◆ Job: Write out the lines below word for word, starting with the line that contains "legend-label: Windows 7 [216,320,270,332]" and going on through the line that contains "legend-label: Windows XP [119,320,181,332]", including both.

[Entries taken from a collection]
+++

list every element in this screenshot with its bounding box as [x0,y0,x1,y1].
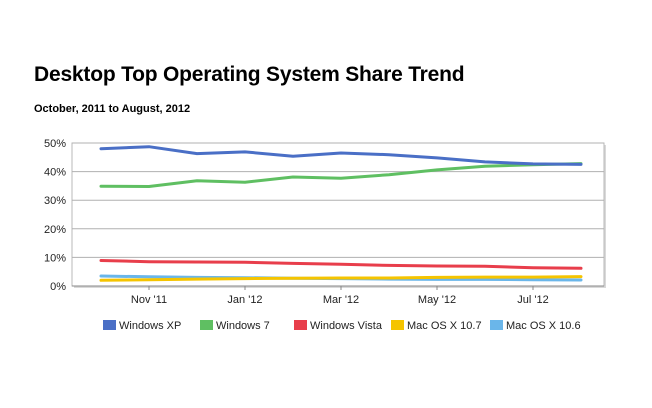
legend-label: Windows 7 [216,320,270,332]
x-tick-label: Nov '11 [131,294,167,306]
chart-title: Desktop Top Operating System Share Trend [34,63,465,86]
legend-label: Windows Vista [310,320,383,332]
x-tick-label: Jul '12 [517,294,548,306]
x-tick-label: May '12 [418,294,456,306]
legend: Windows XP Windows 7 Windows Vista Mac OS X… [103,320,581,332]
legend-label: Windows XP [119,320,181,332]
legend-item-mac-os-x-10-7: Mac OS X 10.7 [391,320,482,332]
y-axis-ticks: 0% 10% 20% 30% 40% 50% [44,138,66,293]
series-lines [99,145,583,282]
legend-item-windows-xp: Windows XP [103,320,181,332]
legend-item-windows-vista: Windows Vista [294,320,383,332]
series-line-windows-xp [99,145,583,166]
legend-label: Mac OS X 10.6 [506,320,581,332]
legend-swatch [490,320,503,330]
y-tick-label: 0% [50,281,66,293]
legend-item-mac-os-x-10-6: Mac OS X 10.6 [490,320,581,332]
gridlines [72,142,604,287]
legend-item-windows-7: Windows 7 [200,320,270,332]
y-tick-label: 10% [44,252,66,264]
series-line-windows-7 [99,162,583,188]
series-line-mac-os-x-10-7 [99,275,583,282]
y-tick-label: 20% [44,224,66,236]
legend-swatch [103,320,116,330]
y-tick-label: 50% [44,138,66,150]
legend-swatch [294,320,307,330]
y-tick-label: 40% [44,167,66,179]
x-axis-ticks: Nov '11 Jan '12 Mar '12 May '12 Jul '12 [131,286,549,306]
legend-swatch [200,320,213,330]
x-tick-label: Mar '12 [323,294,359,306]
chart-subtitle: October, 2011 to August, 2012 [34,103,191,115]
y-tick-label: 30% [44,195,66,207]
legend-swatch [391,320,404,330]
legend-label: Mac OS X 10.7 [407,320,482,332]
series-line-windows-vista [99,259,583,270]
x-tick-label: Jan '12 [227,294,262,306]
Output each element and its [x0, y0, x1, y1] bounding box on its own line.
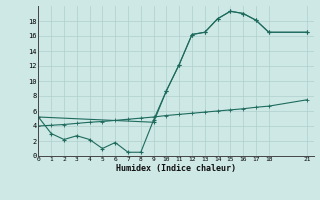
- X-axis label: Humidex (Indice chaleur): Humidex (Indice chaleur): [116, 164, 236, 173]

+++

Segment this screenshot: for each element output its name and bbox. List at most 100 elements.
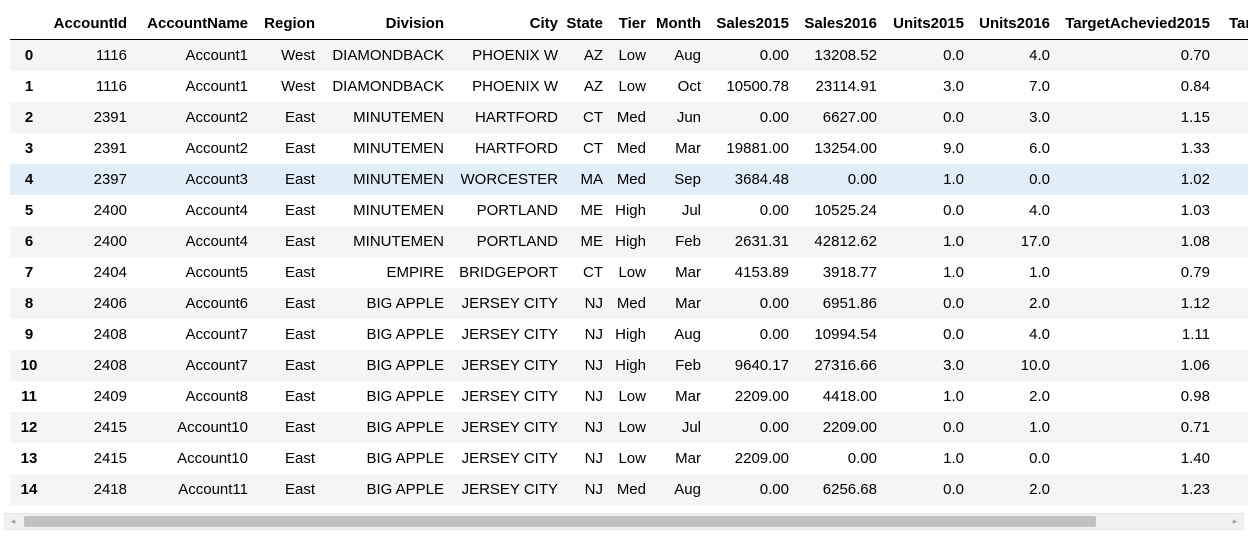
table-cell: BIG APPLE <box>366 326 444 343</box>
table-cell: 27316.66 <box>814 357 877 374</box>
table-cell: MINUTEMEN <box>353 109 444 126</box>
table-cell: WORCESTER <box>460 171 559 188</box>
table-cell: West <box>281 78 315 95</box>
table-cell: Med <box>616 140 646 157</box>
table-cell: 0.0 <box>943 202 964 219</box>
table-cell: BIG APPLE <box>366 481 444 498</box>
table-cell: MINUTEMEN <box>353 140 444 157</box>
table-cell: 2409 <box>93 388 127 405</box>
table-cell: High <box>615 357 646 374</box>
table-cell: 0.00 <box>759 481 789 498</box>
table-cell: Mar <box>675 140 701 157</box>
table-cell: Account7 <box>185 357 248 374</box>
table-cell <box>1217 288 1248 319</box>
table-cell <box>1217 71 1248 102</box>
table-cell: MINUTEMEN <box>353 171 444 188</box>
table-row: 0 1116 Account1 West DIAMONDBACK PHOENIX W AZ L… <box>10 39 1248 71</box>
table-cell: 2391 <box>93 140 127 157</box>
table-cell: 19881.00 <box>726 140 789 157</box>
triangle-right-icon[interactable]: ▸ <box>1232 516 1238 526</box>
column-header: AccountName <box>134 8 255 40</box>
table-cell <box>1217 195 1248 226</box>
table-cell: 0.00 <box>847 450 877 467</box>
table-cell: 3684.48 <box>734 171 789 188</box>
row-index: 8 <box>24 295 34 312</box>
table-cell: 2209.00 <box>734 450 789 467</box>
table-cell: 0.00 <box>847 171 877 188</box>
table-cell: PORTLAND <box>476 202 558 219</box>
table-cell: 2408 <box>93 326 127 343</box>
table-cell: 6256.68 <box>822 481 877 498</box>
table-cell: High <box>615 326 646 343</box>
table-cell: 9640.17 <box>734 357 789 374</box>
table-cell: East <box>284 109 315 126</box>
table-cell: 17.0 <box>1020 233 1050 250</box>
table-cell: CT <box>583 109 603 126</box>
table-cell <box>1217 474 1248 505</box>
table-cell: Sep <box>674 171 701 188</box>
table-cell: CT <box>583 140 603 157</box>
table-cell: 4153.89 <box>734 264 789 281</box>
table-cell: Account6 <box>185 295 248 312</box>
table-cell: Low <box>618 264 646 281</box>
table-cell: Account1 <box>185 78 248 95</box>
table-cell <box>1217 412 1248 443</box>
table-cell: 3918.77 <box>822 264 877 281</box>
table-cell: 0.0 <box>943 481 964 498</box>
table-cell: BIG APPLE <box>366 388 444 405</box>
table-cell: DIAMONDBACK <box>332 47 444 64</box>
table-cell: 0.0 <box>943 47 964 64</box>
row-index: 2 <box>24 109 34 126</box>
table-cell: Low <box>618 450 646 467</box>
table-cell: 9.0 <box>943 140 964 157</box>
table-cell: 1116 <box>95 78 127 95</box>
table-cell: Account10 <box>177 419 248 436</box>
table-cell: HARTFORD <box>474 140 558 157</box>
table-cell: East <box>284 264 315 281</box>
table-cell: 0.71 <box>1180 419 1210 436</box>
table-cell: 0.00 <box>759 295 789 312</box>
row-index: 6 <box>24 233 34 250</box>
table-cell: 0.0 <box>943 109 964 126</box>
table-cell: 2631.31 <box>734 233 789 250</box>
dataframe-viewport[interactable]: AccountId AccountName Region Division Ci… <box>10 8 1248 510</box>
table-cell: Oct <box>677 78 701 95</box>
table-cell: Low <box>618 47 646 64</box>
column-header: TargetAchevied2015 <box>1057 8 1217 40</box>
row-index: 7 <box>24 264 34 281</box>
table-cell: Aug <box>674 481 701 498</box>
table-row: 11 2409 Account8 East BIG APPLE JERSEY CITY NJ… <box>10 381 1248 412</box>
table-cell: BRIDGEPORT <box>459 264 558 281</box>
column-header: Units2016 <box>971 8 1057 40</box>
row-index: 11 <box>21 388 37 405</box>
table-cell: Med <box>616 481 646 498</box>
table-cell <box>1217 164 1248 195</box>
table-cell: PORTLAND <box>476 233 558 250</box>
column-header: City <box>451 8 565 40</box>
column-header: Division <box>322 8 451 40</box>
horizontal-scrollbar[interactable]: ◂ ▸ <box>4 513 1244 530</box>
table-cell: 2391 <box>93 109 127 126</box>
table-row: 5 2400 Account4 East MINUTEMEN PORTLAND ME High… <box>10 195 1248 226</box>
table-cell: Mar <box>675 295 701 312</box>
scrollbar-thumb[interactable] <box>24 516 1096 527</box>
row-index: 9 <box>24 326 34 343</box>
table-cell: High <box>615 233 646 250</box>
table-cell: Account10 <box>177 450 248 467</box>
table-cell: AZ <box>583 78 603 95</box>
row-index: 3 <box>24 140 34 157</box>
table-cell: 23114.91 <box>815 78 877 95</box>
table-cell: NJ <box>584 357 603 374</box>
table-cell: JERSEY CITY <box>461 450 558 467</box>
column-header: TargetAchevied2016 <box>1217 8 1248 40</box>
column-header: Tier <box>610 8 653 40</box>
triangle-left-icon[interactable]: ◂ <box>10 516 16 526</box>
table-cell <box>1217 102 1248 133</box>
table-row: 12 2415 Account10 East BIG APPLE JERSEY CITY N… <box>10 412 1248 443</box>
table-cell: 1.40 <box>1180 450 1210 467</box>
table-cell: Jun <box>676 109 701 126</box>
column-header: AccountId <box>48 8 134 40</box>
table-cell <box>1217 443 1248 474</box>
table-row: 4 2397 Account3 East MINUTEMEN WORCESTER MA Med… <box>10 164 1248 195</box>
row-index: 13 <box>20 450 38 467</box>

+++

◆ Expected answer:
legend-label: Windows 7 [216,320,270,332]
x-tick-label: Nov '11 [131,294,167,306]
chart-title: Desktop Top Operating System Share Trend [34,63,465,86]
legend-label: Windows Vista [310,320,383,332]
x-tick-label: Jul '12 [517,294,548,306]
x-tick-label: May '12 [418,294,456,306]
legend: Windows XP Windows 7 Windows Vista Mac OS X… [103,320,581,332]
legend-label: Windows XP [119,320,181,332]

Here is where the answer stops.